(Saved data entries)
----

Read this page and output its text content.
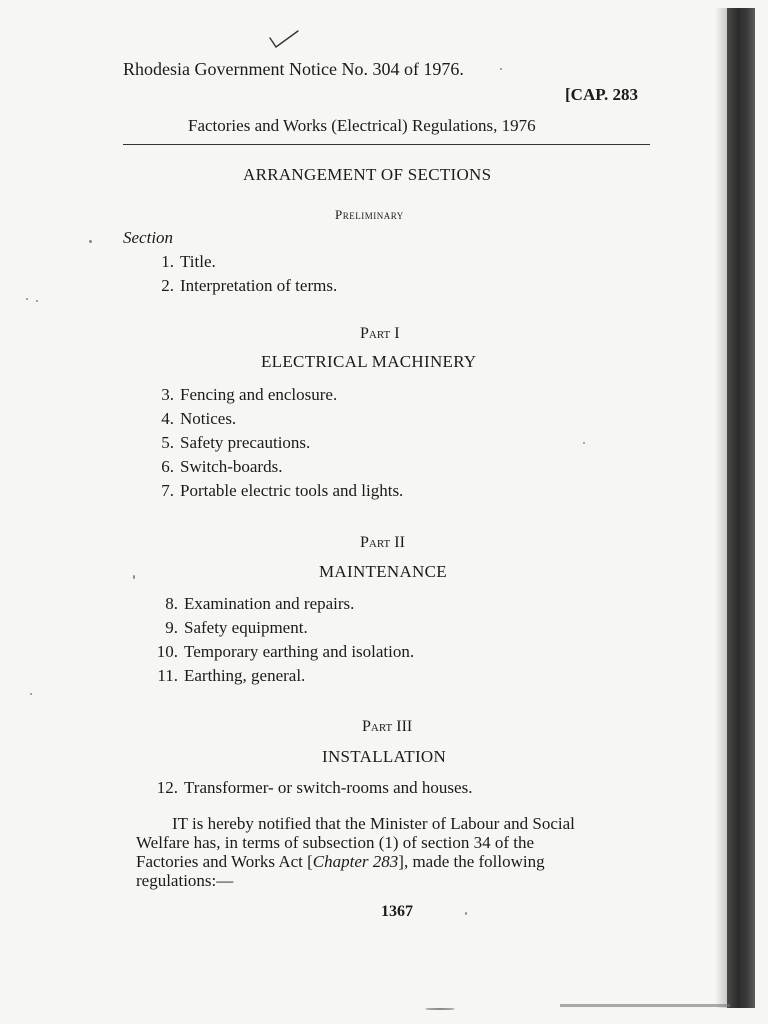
Rhodesia Government Notice No. 304 of 1976.
[CAP. 283
Factories and Works (Electrical) Regulations, 1976
ARRANGEMENT OF SECTIONS
Preliminary
Section
1. Title.
2. Interpretation of terms.
Part I
ELECTRICAL MACHINERY
3. Fencing and enclosure.
4. Notices.
5. Safety precautions.
6. Switch-boards.
7. Portable electric tools and lights.
Part II
MAINTENANCE
8. Examination and repairs.
9. Safety equipment.
10. Temporary earthing and isolation.
11. Earthing, general.
Part III
INSTALLATION
12. Transformer- or switch-rooms and houses.
IT is hereby notified that the Minister of Labour and Social
Welfare has, in terms of subsection (1) of section 34 of the
Factories and Works Act [Chapter 283], made the following
regulations:—
1367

----

• [INSTRUCTIONS FOR THE TASK]
Copy all the lines above that hold the string "terms".

• [SOLUTION TO THIS EXERCISE]
2. Interpretation of terms.
Welfare has, in terms of subsection (1) of section 34 of the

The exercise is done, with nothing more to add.